- EXERCISE GOAL
Search the material below for the string "education" and list each line that holds it.

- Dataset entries
****
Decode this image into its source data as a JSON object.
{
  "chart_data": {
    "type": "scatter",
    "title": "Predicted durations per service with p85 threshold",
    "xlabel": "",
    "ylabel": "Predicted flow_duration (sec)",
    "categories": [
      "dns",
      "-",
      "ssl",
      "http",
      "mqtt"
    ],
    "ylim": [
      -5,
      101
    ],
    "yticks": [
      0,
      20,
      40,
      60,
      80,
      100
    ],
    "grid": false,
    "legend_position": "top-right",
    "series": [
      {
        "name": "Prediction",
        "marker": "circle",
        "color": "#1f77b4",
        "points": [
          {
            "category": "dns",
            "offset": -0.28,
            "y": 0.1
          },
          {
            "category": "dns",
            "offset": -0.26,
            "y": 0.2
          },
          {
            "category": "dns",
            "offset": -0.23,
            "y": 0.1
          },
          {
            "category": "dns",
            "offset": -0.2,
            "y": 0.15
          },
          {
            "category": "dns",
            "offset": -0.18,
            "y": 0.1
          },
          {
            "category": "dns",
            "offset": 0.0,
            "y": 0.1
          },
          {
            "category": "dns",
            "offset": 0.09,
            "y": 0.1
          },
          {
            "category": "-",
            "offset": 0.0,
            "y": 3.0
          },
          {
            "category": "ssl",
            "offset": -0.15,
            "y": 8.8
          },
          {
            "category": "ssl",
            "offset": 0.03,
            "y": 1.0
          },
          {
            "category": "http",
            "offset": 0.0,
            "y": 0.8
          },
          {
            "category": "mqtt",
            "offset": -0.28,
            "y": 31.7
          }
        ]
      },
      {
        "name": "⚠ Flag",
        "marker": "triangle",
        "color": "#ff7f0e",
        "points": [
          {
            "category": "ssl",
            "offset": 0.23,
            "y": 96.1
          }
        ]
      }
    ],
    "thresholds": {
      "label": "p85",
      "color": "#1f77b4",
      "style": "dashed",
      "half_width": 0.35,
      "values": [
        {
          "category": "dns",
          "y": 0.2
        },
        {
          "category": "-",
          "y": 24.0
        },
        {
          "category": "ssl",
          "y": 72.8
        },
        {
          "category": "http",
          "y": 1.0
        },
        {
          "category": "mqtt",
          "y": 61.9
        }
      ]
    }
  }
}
****
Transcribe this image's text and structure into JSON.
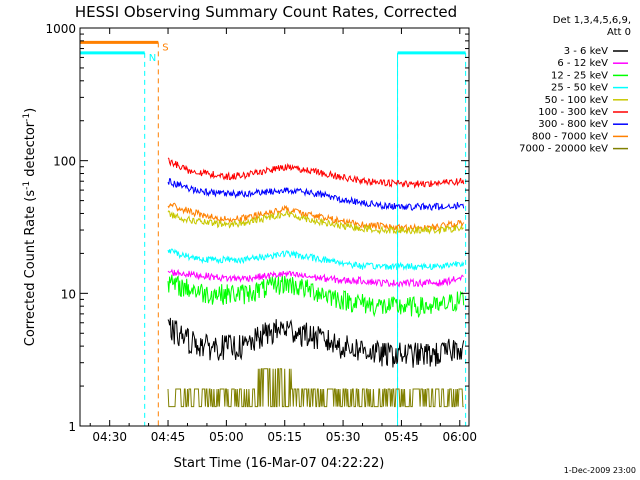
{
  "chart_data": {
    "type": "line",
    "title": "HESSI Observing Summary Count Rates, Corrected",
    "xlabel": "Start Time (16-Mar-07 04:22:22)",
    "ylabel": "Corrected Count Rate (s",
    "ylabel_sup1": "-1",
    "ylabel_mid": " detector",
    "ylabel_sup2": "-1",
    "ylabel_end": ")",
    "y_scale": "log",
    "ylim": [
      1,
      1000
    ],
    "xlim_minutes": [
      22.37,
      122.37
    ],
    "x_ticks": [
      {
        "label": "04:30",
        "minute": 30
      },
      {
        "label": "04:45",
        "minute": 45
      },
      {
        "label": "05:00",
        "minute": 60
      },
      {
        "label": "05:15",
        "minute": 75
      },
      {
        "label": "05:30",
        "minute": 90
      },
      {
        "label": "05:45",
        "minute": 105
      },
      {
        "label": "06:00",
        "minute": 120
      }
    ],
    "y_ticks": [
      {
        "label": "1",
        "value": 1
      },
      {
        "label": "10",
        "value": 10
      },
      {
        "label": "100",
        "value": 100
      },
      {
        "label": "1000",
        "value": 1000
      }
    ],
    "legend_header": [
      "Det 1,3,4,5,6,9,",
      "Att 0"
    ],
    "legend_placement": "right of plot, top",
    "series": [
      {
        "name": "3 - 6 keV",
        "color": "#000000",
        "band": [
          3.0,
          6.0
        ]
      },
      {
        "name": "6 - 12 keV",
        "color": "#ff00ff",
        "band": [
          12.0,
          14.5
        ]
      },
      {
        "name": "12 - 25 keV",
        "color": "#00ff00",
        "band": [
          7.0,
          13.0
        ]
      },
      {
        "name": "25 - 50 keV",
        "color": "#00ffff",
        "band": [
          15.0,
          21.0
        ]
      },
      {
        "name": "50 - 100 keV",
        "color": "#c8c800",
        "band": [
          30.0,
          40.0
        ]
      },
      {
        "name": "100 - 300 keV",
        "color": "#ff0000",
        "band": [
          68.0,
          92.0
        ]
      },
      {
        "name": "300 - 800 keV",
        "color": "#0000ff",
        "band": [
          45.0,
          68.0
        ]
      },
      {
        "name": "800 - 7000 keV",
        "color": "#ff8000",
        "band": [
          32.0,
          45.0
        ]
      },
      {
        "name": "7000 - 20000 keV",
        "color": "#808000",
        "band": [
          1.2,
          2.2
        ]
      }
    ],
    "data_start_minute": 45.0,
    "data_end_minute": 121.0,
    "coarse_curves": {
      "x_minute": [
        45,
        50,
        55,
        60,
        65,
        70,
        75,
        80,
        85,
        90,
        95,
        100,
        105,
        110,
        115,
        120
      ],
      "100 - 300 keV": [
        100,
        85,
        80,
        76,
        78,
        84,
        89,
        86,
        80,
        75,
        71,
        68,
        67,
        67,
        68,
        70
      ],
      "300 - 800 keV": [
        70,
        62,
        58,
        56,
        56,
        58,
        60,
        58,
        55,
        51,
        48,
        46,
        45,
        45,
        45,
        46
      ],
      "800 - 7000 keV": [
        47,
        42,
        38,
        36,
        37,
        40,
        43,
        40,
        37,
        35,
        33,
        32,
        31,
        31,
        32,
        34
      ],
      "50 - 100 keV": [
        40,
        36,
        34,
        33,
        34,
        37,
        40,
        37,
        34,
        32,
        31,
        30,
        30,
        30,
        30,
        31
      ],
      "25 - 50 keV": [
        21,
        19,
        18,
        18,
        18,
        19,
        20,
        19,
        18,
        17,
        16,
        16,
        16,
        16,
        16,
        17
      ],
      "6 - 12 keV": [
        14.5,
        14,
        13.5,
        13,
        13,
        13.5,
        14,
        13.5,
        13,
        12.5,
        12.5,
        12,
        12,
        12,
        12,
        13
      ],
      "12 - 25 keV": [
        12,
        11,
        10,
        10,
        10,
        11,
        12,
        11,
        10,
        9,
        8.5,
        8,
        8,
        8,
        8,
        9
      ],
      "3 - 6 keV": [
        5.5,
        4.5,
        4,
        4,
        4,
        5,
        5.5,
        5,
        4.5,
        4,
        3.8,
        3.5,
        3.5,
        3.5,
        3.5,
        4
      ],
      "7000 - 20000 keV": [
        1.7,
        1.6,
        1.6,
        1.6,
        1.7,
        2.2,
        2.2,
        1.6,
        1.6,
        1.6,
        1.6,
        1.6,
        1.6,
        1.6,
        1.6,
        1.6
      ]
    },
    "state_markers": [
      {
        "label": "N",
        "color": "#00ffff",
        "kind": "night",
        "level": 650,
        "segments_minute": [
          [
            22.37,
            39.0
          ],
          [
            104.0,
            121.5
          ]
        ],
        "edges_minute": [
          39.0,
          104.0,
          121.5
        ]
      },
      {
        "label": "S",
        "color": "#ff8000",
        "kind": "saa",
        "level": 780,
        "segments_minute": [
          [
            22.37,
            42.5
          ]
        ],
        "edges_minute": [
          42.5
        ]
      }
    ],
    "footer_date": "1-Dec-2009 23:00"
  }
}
****
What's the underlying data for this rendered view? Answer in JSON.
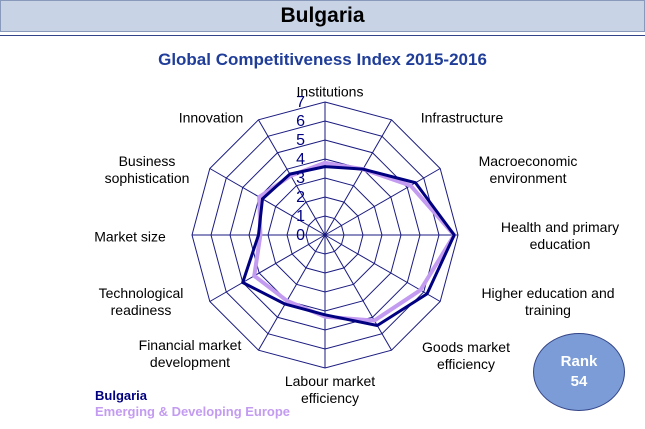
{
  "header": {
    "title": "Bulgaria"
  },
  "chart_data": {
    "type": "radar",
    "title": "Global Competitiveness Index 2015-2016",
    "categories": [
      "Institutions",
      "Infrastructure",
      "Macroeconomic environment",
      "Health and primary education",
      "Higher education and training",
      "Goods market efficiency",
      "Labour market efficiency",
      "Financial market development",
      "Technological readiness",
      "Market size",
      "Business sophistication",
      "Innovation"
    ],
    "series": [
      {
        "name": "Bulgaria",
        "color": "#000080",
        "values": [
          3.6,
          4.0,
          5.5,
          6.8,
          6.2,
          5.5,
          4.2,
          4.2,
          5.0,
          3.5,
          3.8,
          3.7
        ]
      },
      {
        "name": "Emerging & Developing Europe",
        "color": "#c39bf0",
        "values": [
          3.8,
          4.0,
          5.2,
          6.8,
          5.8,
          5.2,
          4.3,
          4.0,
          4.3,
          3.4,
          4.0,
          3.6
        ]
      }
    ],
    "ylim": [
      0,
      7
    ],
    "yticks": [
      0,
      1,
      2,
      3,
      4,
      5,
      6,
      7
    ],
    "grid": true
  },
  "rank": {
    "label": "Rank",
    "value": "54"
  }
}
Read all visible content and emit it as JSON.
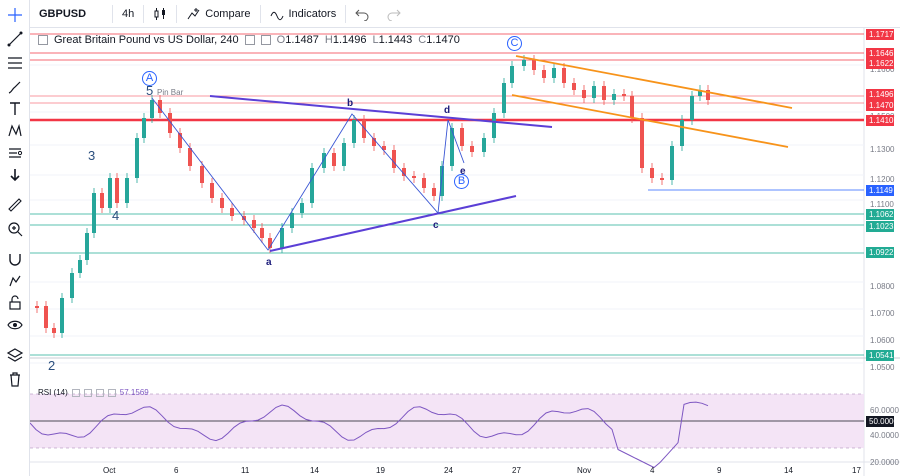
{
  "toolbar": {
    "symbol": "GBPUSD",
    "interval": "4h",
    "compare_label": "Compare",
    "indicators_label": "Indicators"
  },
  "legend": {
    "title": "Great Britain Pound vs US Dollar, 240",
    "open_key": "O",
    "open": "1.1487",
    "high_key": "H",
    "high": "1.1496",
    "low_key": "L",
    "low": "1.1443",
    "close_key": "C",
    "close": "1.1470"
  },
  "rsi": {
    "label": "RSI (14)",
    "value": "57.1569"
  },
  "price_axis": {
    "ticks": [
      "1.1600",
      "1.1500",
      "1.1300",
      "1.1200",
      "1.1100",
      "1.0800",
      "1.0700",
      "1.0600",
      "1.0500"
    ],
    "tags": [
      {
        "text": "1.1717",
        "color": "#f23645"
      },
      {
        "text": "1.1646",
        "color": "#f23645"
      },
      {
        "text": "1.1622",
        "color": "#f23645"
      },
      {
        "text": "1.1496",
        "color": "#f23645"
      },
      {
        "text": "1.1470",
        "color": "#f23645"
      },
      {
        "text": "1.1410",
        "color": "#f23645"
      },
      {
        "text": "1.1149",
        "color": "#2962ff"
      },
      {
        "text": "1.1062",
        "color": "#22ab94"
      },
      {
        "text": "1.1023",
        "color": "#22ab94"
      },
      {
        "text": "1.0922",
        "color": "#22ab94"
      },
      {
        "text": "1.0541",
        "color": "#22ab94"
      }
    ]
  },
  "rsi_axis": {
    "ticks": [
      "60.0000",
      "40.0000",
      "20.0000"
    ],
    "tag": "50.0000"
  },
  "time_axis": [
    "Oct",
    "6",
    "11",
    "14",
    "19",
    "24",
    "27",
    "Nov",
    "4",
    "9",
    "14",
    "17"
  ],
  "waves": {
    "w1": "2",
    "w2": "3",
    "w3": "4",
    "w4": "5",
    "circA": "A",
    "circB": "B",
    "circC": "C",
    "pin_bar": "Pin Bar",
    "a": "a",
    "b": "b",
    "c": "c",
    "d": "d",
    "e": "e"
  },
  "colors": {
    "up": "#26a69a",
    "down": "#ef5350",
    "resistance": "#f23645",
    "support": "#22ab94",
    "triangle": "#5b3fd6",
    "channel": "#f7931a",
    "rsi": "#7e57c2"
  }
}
****
- FINAL RESULT
      "Health and primary education",
      "Higher education and training",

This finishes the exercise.